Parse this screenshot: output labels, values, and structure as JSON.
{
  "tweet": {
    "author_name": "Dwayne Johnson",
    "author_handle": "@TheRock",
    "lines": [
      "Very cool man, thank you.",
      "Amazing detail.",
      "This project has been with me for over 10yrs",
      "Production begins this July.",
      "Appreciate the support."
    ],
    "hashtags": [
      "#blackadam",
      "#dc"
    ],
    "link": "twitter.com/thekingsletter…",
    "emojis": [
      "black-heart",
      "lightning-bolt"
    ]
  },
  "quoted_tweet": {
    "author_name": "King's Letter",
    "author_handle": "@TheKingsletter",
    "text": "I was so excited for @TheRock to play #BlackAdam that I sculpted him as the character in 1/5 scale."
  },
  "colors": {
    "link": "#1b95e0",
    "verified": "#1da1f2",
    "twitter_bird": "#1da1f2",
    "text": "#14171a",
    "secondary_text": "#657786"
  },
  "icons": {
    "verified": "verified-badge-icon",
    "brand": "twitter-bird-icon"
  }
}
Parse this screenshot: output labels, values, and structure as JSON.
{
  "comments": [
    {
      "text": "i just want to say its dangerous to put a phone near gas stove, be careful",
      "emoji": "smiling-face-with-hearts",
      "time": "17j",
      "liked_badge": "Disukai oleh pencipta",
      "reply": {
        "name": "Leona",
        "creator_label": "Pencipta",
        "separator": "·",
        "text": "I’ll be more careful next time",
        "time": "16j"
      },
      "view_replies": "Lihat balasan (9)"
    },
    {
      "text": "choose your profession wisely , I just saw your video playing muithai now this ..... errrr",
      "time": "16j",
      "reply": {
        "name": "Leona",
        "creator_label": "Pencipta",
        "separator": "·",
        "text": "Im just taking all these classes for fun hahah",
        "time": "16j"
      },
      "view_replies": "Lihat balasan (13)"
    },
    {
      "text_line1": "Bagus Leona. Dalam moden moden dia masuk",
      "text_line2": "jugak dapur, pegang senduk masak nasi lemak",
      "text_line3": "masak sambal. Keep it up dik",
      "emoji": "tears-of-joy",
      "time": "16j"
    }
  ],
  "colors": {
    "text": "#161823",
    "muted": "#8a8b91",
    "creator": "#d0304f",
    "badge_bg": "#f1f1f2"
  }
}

□ □ □ □ □

**Given problem:** Would you reproduce all the entries exactly?

**Answer to the task:**
Parse this screenshot: output labels, values, and structure as JSON.
{
  "tweet": {
    "author_name": "Dwayne Johnson",
    "author_handle": "@TheRock",
    "lines": [
      "Very cool man, thank you.",
      "Amazing detail.",
      "This project has been with me for over 10yrs",
      "Production begins this July.",
      "Appreciate the support."
    ],
    "hashtags": [
      "#blackadam",
      "#dc"
    ],
    "link": "twitter.com/thekingsletter…",
    "emojis": [
      "black-heart",
      "lightning-bolt"
    ]
  },
  "quoted_tweet": {
    "author_name": "King's Letter",
    "author_handle": "@TheKingsletter",
    "text": "I was so excited for @TheRock to play #BlackAdam that I sculpted him as the character in 1/5 scale."
  },
  "colors": {
    "link": "#1b95e0",
    "verified": "#1da1f2",
    "twitter_bird": "#1da1f2",
    "text": "#14171a",
    "secondary_text": "#657786"
  },
  "icons": {
    "verified": "verified-badge-icon",
    "brand": "twitter-bird-icon"
  }
}
Parse this screenshot: output labels, values, and structure as JSON.
{
  "comments": [
    {
      "text": "i just want to say its dangerous to put a phone near gas stove, be careful",
      "emoji": "smiling-face-with-hearts",
      "time": "17j",
      "liked_badge": "Disukai oleh pencipta",
      "reply": {
        "name": "Leona",
        "creator_label": "Pencipta",
        "separator": "·",
        "text": "I’ll be more careful next time",
        "time": "16j"
      },
      "view_replies": "Lihat balasan (9)"
    },
    {
      "text": "choose your profession wisely , I just saw your video playing muithai now this ..... errrr",
      "time": "16j",
      "reply": {
        "name": "Leona",
        "creator_label": "Pencipta",
        "separator": "·",
        "text": "Im just taking all these classes for fun hahah",
        "time": "16j"
      },
      "view_replies": "Lihat balasan (13)"
    },
    {
      "text_line1": "Bagus Leona. Dalam moden moden dia masuk",
      "text_line2": "jugak dapur, pegang senduk masak nasi lemak",
      "text_line3": "masak sambal. Keep it up dik",
      "emoji": "tears-of-joy",
      "time": "16j"
    }
  ],
  "colors": {
    "text": "#161823",
    "muted": "#8a8b91",
    "creator": "#d0304f",
    "badge_bg": "#f1f1f2"
  }
}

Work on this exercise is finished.